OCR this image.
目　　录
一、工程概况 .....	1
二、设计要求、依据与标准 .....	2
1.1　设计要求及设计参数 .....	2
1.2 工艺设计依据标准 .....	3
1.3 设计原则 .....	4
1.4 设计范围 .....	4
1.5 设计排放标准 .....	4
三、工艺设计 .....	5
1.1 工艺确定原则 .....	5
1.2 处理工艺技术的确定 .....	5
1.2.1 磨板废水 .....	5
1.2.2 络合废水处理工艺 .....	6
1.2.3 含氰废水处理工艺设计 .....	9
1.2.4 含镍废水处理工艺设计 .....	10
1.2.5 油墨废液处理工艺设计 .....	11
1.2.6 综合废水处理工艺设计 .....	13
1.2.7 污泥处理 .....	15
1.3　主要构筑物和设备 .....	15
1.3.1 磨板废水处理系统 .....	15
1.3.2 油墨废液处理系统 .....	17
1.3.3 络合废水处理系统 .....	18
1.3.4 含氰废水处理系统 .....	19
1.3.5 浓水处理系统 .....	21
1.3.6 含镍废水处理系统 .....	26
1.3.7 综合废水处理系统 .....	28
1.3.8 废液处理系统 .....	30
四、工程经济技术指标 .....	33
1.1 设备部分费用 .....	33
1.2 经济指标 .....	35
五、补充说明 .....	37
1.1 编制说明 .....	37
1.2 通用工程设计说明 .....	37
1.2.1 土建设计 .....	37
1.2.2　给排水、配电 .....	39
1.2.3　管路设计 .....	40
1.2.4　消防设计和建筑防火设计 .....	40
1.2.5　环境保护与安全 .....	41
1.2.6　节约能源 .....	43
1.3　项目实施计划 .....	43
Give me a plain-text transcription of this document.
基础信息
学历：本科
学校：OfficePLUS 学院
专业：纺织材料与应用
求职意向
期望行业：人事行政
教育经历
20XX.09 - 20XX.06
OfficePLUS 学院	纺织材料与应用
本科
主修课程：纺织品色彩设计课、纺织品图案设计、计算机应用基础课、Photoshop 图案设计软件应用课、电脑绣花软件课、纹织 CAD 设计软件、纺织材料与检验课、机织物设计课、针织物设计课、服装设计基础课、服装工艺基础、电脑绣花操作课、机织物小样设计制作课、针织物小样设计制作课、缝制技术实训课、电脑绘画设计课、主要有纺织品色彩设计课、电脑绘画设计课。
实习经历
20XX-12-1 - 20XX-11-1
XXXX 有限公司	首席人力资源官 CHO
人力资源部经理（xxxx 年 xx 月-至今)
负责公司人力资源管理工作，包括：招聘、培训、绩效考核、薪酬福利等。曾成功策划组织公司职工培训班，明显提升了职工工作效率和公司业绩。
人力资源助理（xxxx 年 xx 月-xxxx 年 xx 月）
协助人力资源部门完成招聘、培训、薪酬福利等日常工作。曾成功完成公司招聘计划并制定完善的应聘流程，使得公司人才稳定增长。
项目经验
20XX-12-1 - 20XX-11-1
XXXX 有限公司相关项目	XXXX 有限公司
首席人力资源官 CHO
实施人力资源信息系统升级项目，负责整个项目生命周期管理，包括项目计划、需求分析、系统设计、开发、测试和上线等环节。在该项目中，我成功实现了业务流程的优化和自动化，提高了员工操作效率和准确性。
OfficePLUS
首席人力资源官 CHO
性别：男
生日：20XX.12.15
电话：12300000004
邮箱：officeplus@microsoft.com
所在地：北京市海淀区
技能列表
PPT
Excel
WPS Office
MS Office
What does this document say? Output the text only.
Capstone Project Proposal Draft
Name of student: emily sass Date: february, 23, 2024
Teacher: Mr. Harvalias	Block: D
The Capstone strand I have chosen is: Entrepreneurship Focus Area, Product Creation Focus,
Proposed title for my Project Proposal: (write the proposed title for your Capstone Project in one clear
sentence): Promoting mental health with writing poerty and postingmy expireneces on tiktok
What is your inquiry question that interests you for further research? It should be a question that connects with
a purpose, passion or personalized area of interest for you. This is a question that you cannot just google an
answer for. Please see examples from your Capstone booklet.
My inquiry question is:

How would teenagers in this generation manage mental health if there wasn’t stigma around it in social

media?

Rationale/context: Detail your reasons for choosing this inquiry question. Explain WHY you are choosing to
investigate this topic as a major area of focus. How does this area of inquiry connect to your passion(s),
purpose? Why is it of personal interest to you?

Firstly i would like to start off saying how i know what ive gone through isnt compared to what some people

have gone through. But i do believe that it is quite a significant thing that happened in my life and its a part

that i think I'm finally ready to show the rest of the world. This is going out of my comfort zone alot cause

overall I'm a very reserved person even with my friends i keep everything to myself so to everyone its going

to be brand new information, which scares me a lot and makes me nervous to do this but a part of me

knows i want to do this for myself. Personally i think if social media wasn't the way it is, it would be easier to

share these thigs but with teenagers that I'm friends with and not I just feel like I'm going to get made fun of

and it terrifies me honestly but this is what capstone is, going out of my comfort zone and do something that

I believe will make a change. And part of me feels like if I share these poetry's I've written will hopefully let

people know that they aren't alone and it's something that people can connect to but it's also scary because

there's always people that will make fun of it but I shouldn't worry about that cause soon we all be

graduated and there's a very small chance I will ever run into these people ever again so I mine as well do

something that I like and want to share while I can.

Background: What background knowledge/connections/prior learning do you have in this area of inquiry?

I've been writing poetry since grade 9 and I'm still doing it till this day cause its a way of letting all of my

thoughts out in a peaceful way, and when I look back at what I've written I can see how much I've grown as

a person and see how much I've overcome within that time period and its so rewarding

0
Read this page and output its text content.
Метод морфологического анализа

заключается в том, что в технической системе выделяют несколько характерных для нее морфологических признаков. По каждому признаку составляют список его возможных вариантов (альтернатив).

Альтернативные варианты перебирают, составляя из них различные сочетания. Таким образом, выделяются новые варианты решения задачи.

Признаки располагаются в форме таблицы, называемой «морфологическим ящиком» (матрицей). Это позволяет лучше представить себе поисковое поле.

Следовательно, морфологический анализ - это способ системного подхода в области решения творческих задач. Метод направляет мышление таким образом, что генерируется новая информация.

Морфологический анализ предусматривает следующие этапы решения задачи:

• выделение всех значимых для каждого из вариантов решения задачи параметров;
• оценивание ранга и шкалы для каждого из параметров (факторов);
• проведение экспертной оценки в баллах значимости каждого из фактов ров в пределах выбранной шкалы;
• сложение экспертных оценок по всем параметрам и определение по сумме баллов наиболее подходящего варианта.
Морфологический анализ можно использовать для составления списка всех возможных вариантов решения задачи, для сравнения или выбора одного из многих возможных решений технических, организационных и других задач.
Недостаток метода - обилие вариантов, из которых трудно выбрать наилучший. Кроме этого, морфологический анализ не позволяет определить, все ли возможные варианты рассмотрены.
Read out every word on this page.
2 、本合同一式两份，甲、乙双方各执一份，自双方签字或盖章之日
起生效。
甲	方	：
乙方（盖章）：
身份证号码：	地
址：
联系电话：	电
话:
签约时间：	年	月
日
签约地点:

_ _ _ _ _ _ _

- [GIVEN PROBLEM]:
Go through the material and copy out every line with "wasn" in it.

- [THE RESULT]:
How would teenagers in this generation manage mental health if there wasn’t stigma around it in social
knows i want to do this for myself. Personally i think if social media wasn't the way it is, it would be easier to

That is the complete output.